#### [WHAT IS EXPECTED]
The data below is to be returned in full and exactly.

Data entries

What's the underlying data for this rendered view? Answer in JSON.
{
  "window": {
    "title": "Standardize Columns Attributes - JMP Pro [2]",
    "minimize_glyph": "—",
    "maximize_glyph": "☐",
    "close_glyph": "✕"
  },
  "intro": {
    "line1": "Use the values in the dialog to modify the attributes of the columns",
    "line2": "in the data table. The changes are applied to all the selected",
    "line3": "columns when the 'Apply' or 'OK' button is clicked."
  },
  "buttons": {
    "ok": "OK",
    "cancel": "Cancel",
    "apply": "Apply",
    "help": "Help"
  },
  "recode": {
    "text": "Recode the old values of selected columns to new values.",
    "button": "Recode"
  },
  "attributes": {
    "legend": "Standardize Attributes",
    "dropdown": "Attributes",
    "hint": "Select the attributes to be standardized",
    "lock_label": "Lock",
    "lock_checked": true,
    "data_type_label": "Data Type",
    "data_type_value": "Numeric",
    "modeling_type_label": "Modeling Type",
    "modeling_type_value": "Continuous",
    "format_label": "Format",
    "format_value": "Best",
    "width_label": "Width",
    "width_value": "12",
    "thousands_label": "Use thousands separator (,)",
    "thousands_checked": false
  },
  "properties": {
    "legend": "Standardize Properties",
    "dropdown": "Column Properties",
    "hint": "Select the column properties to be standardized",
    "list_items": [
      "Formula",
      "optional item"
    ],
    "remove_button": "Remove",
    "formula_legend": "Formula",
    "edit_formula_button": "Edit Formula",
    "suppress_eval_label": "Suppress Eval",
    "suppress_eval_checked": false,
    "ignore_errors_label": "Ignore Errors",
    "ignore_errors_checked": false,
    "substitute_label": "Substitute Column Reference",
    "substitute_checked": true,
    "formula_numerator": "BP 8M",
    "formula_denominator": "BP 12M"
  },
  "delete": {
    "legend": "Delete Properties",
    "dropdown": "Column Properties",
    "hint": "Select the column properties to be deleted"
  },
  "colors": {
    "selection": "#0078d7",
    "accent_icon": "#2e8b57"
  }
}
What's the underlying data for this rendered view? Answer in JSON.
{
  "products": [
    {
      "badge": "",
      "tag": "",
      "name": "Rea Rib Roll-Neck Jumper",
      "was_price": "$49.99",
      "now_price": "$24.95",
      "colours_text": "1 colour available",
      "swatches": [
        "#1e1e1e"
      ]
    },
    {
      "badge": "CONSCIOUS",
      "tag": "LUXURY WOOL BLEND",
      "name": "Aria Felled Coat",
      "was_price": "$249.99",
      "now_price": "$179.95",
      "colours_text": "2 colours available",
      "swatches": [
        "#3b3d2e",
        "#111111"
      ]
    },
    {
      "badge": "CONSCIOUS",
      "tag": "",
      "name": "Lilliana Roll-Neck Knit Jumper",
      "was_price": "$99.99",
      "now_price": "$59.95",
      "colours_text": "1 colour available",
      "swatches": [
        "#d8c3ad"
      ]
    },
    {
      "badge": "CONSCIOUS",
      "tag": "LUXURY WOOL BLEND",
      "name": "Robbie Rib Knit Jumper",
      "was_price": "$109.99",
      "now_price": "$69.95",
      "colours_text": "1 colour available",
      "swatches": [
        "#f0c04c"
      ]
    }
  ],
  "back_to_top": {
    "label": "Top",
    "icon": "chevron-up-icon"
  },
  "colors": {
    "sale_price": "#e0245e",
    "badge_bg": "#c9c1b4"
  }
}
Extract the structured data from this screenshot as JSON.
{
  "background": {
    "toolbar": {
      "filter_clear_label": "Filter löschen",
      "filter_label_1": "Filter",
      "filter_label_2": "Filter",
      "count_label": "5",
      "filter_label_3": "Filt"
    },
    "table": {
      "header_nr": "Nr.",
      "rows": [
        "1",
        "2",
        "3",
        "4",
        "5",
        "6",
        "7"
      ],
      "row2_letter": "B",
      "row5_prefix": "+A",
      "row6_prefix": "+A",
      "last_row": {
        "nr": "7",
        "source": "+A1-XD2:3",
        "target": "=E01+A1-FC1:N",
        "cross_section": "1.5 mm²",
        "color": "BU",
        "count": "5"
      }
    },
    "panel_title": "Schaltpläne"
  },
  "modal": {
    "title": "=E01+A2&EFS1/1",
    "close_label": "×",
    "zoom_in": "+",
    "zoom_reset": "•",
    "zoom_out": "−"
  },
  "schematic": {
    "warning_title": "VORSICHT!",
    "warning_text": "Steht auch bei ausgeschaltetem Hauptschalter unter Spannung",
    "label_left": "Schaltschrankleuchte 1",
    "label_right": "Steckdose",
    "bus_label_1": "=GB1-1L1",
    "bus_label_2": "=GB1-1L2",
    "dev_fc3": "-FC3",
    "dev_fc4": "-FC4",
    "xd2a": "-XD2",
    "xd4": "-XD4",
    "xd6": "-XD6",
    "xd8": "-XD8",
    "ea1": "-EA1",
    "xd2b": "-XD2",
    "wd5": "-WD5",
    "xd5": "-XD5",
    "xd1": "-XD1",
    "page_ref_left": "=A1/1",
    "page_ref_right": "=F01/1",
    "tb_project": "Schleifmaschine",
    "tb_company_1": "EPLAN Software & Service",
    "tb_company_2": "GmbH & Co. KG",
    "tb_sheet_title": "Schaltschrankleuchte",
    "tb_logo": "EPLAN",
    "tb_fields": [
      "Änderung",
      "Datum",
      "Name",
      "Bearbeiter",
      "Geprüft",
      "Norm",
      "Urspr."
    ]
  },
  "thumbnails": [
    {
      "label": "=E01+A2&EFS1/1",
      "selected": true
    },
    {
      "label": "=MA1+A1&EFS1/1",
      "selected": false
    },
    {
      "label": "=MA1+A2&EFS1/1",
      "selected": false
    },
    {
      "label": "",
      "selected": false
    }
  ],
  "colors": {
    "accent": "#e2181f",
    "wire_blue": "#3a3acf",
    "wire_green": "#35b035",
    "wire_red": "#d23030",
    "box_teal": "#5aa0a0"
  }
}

#### [EXPECTED ANSWER]
What's the underlying data for this rendered view? Answer in JSON.
{
  "window": {
    "title": "Standardize Columns Attributes - JMP Pro [2]",
    "minimize_glyph": "—",
    "maximize_glyph": "☐",
    "close_glyph": "✕"
  },
  "intro": {
    "line1": "Use the values in the dialog to modify the attributes of the columns",
    "line2": "in the data table. The changes are applied to all the selected",
    "line3": "columns when the 'Apply' or 'OK' button is clicked."
  },
  "buttons": {
    "ok": "OK",
    "cancel": "Cancel",
    "apply": "Apply",
    "help": "Help"
  },
  "recode": {
    "text": "Recode the old values of selected columns to new values.",
    "button": "Recode"
  },
  "attributes": {
    "legend": "Standardize Attributes",
    "dropdown": "Attributes",
    "hint": "Select the attributes to be standardized",
    "lock_label": "Lock",
    "lock_checked": true,
    "data_type_label": "Data Type",
    "data_type_value": "Numeric",
    "modeling_type_label": "Modeling Type",
    "modeling_type_value": "Continuous",
    "format_label": "Format",
    "format_value": "Best",
    "width_label": "Width",
    "width_value": "12",
    "thousands_label": "Use thousands separator (,)",
    "thousands_checked": false
  },
  "properties": {
    "legend": "Standardize Properties",
    "dropdown": "Column Properties",
    "hint": "Select the column properties to be standardized",
    "list_items": [
      "Formula",
      "optional item"
    ],
    "remove_button": "Remove",
    "formula_legend": "Formula",
    "edit_formula_button": "Edit Formula",
    "suppress_eval_label": "Suppress Eval",
    "suppress_eval_checked": false,
    "ignore_errors_label": "Ignore Errors",
    "ignore_errors_checked": false,
    "substitute_label": "Substitute Column Reference",
    "substitute_checked": true,
    "formula_numerator": "BP 8M",
    "formula_denominator": "BP 12M"
  },
  "delete": {
    "legend": "Delete Properties",
    "dropdown": "Column Properties",
    "hint": "Select the column properties to be deleted"
  },
  "colors": {
    "selection": "#0078d7",
    "accent_icon": "#2e8b57"
  }
}
What's the underlying data for this rendered view? Answer in JSON.
{
  "products": [
    {
      "badge": "",
      "tag": "",
      "name": "Rea Rib Roll-Neck Jumper",
      "was_price": "$49.99",
      "now_price": "$24.95",
      "colours_text": "1 colour available",
      "swatches": [
        "#1e1e1e"
      ]
    },
    {
      "badge": "CONSCIOUS",
      "tag": "LUXURY WOOL BLEND",
      "name": "Aria Felled Coat",
      "was_price": "$249.99",
      "now_price": "$179.95",
      "colours_text": "2 colours available",
      "swatches": [
        "#3b3d2e",
        "#111111"
      ]
    },
    {
      "badge": "CONSCIOUS",
      "tag": "",
      "name": "Lilliana Roll-Neck Knit Jumper",
      "was_price": "$99.99",
      "now_price": "$59.95",
      "colours_text": "1 colour available",
      "swatches": [
        "#d8c3ad"
      ]
    },
    {
      "badge": "CONSCIOUS",
      "tag": "LUXURY WOOL BLEND",
      "name": "Robbie Rib Knit Jumper",
      "was_price": "$109.99",
      "now_price": "$69.95",
      "colours_text": "1 colour available",
      "swatches": [
        "#f0c04c"
      ]
    }
  ],
  "back_to_top": {
    "label": "Top",
    "icon": "chevron-up-icon"
  },
  "colors": {
    "sale_price": "#e0245e",
    "badge_bg": "#c9c1b4"
  }
}
Extract the structured data from this screenshot as JSON.
{
  "background": {
    "toolbar": {
      "filter_clear_label": "Filter löschen",
      "filter_label_1": "Filter",
      "filter_label_2": "Filter",
      "count_label": "5",
      "filter_label_3": "Filt"
    },
    "table": {
      "header_nr": "Nr.",
      "rows": [
        "1",
        "2",
        "3",
        "4",
        "5",
        "6",
        "7"
      ],
      "row2_letter": "B",
      "row5_prefix": "+A",
      "row6_prefix": "+A",
      "last_row": {
        "nr": "7",
        "source": "+A1-XD2:3",
        "target": "=E01+A1-FC1:N",
        "cross_section": "1.5 mm²",
        "color": "BU",
        "count": "5"
      }
    },
    "panel_title": "Schaltpläne"
  },
  "modal": {
    "title": "=E01+A2&EFS1/1",
    "close_label": "×",
    "zoom_in": "+",
    "zoom_reset": "•",
    "zoom_out": "−"
  },
  "schematic": {
    "warning_title": "VORSICHT!",
    "warning_text": "Steht auch bei ausgeschaltetem Hauptschalter unter Spannung",
    "label_left": "Schaltschrankleuchte 1",
    "label_right": "Steckdose",
    "bus_label_1": "=GB1-1L1",
    "bus_label_2": "=GB1-1L2",
    "dev_fc3": "-FC3",
    "dev_fc4": "-FC4",
    "xd2a": "-XD2",
    "xd4": "-XD4",
    "xd6": "-XD6",
    "xd8": "-XD8",
    "ea1": "-EA1",
    "xd2b": "-XD2",
    "wd5": "-WD5",
    "xd5": "-XD5",
    "xd1": "-XD1",
    "page_ref_left": "=A1/1",
    "page_ref_right": "=F01/1",
    "tb_project": "Schleifmaschine",
    "tb_company_1": "EPLAN Software & Service",
    "tb_company_2": "GmbH & Co. KG",
    "tb_sheet_title": "Schaltschrankleuchte",
    "tb_logo": "EPLAN",
    "tb_fields": [
      "Änderung",
      "Datum",
      "Name",
      "Bearbeiter",
      "Geprüft",
      "Norm",
      "Urspr."
    ]
  },
  "thumbnails": [
    {
      "label": "=E01+A2&EFS1/1",
      "selected": true
    },
    {
      "label": "=MA1+A1&EFS1/1",
      "selected": false
    },
    {
      "label": "=MA1+A2&EFS1/1",
      "selected": false
    },
    {
      "label": "",
      "selected": false
    }
  ],
  "colors": {
    "accent": "#e2181f",
    "wire_blue": "#3a3acf",
    "wire_green": "#35b035",
    "wire_red": "#d23030",
    "box_teal": "#5aa0a0"
  }
}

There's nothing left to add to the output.